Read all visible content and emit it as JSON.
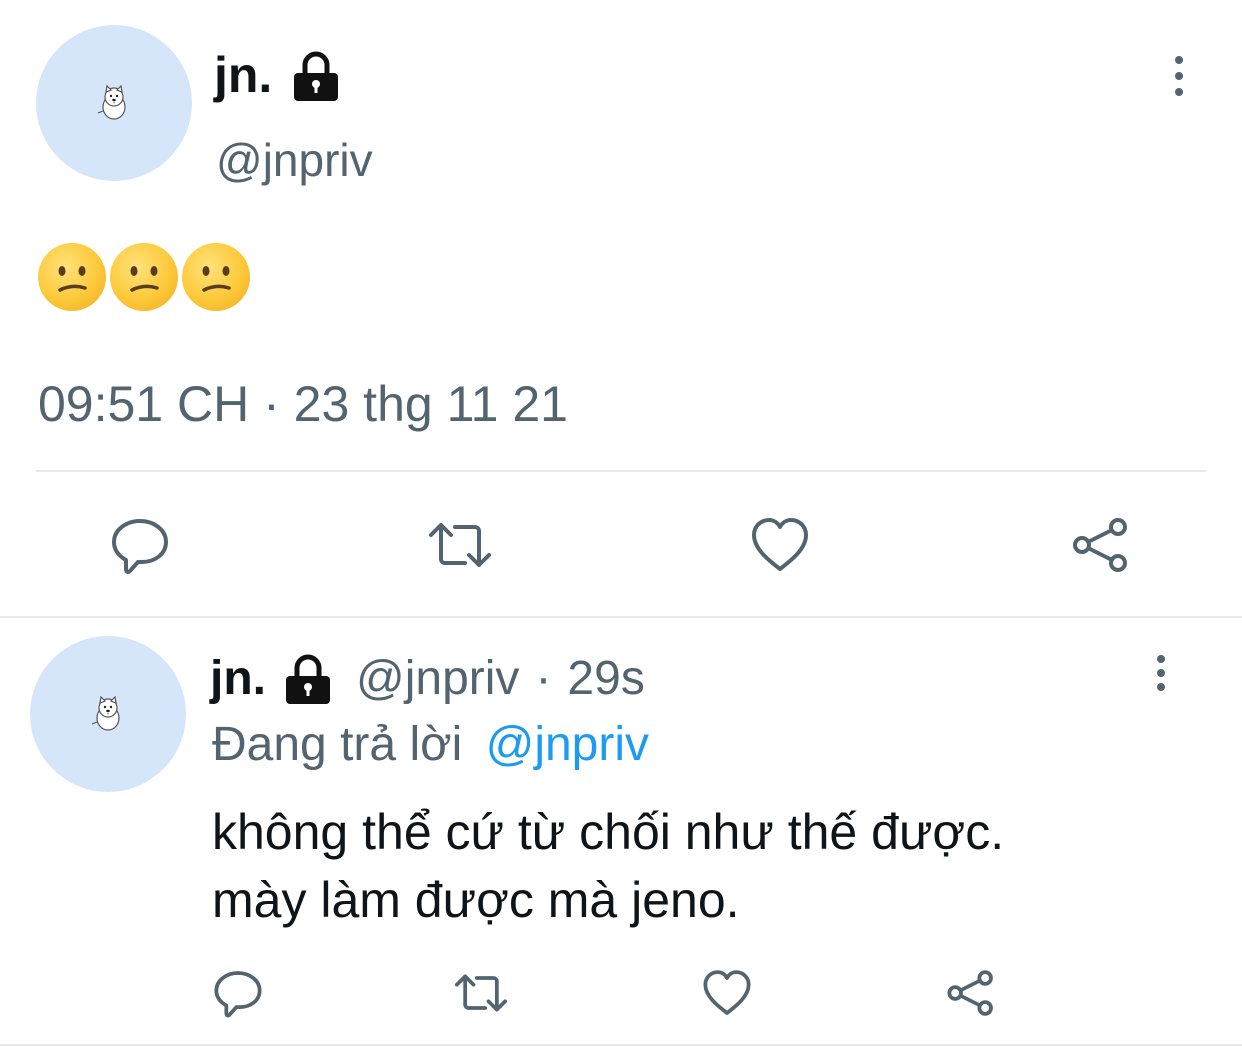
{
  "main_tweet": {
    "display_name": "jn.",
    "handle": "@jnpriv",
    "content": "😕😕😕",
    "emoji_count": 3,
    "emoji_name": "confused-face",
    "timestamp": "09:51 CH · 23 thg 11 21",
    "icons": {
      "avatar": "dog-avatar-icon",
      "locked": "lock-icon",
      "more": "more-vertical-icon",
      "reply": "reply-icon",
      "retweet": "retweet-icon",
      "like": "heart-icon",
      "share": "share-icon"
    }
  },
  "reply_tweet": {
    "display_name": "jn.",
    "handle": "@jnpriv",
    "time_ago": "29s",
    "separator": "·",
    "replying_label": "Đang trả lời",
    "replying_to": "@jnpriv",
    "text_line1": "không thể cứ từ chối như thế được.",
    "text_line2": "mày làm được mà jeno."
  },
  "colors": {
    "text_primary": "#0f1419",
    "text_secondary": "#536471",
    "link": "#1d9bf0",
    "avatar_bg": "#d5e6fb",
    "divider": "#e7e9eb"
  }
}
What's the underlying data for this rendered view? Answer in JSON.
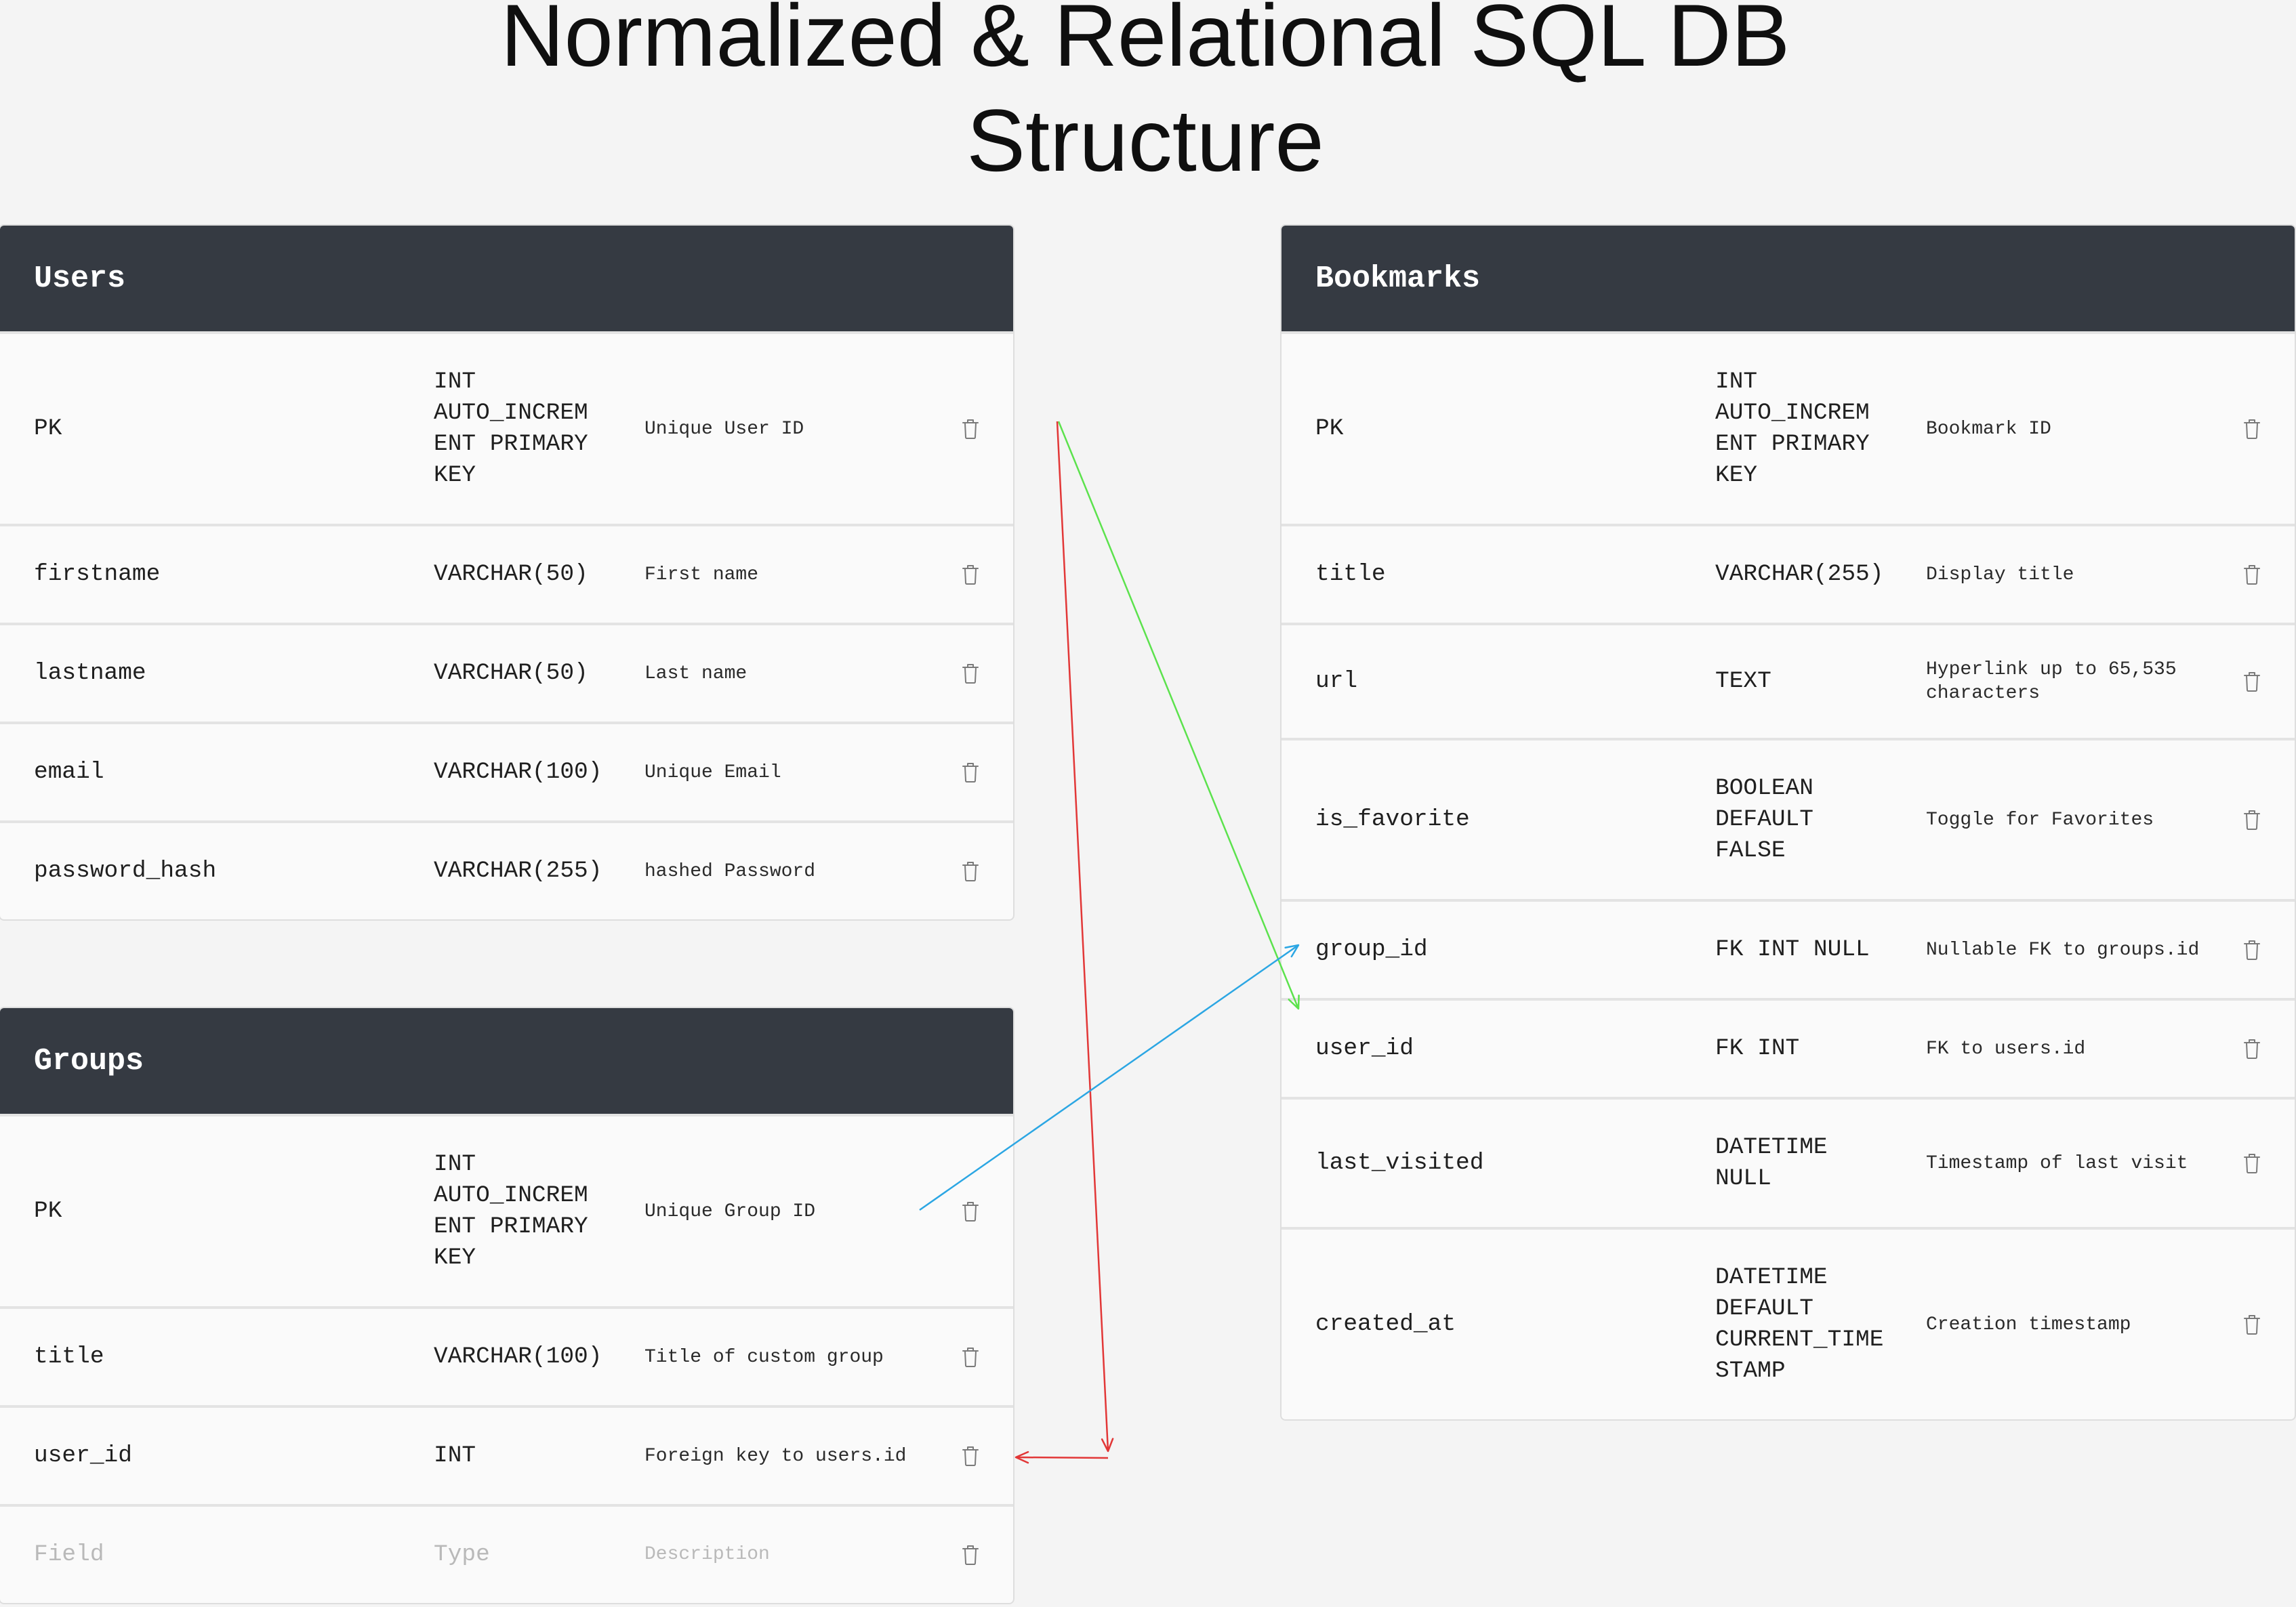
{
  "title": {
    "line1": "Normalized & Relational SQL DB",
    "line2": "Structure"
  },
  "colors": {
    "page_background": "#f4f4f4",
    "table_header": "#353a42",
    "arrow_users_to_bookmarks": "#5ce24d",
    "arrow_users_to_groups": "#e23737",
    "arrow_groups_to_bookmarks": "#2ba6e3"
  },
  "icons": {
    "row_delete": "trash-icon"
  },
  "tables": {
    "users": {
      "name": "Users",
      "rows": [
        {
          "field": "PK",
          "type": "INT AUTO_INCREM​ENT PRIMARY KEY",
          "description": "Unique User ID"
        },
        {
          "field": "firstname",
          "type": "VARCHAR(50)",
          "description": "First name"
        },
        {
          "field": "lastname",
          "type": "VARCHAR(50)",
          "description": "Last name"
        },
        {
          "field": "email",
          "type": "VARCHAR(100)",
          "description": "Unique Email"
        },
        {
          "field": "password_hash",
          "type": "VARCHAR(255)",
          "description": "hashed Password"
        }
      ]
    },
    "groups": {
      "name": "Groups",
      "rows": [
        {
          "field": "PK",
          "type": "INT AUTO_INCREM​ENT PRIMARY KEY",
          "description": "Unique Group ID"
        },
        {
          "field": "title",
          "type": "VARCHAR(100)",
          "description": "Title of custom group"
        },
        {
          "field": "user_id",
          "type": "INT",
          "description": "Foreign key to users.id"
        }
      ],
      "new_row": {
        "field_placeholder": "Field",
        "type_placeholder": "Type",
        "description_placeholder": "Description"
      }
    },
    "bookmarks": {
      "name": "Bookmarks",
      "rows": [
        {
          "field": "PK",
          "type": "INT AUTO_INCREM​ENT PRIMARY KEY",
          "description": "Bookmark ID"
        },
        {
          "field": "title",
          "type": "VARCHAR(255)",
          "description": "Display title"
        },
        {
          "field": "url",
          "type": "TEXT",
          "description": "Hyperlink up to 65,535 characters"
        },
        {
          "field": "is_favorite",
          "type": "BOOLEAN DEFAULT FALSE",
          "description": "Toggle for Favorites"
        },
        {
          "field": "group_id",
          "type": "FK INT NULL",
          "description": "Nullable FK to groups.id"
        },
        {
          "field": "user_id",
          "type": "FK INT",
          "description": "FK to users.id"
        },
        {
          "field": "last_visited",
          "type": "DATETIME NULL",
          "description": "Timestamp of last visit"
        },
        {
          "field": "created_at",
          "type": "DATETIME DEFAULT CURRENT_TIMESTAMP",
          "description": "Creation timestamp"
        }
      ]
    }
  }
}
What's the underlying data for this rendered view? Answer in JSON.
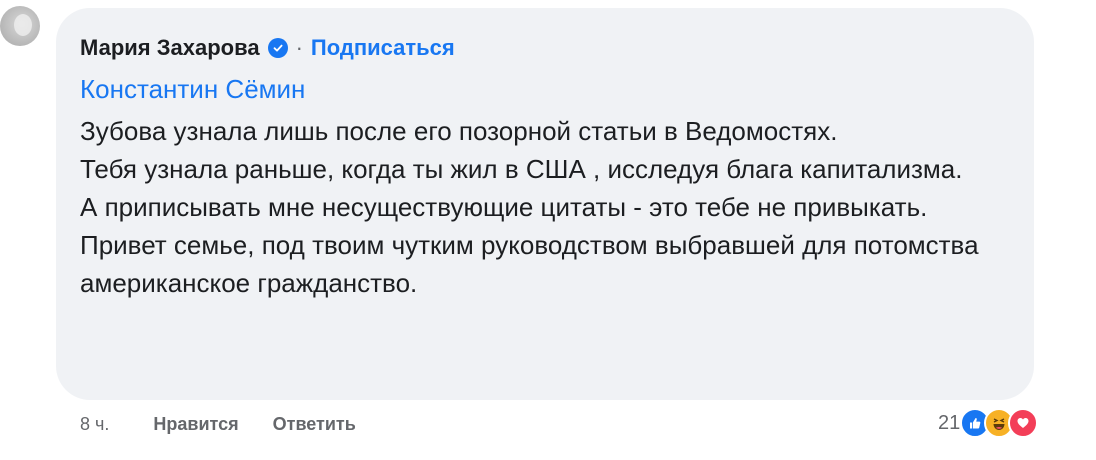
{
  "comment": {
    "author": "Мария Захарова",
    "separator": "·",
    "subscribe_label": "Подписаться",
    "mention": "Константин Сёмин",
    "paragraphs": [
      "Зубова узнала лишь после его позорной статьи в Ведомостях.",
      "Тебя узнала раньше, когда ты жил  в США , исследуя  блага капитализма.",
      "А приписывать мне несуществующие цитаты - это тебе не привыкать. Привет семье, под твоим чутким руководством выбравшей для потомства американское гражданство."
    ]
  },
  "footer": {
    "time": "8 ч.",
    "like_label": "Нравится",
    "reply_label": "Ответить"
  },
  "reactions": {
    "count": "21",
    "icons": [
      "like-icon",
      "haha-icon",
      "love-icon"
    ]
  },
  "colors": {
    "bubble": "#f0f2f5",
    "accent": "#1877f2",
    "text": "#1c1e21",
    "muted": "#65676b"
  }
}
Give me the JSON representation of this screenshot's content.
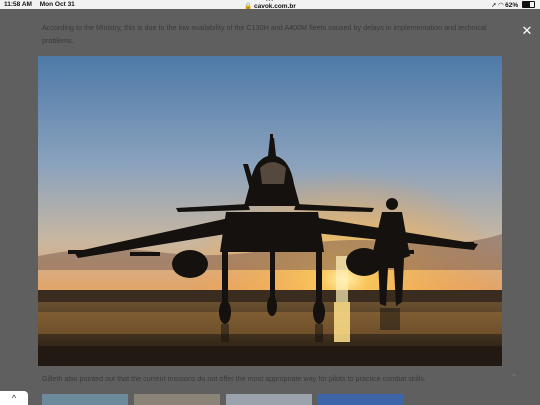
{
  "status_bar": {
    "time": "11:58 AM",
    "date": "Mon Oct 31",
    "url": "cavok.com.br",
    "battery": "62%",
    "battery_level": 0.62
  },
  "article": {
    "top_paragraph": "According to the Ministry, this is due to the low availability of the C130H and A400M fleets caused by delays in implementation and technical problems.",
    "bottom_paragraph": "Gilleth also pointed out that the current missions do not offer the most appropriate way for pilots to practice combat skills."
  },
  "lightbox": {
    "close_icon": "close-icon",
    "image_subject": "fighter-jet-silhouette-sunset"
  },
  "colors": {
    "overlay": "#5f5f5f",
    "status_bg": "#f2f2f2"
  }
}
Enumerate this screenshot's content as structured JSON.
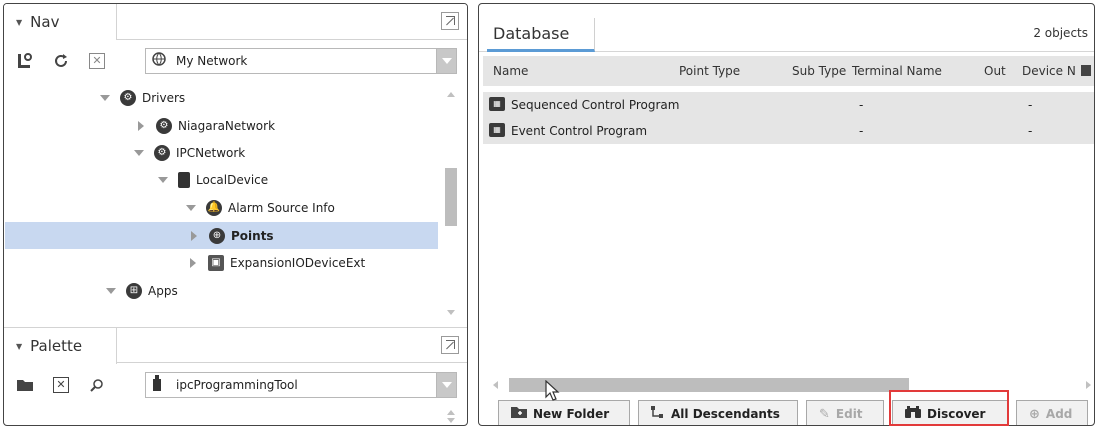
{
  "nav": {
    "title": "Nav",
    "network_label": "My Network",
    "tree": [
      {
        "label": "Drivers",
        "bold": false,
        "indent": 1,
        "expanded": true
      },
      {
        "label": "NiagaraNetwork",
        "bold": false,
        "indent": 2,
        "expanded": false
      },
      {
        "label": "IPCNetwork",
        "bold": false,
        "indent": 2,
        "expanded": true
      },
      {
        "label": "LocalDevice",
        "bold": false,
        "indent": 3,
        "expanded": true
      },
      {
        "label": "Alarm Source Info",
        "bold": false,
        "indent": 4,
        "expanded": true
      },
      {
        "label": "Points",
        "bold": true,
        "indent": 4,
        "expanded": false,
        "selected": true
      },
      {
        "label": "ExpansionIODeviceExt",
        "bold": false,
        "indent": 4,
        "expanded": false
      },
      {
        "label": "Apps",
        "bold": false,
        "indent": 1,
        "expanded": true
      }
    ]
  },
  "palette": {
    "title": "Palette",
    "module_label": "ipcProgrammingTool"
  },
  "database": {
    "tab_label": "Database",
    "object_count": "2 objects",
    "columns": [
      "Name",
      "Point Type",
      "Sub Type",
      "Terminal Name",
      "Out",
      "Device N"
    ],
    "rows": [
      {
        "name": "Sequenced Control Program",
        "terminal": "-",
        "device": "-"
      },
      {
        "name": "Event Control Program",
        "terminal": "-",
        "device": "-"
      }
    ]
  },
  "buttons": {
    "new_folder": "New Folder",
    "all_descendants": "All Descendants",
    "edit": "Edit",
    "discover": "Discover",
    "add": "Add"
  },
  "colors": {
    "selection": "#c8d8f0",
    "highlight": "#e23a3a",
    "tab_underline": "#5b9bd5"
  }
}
§
__WORK TO DO__
Within the material above, find the lines that contain the word "content"; copy them.

__RESULT OF THE EXERCISE__
Read all visible content and emit it as JSON.
    "content": "😕😕😕",
Give me the JSON representation of this screenshot's content.
Enumerate this screenshot's content as structured JSON.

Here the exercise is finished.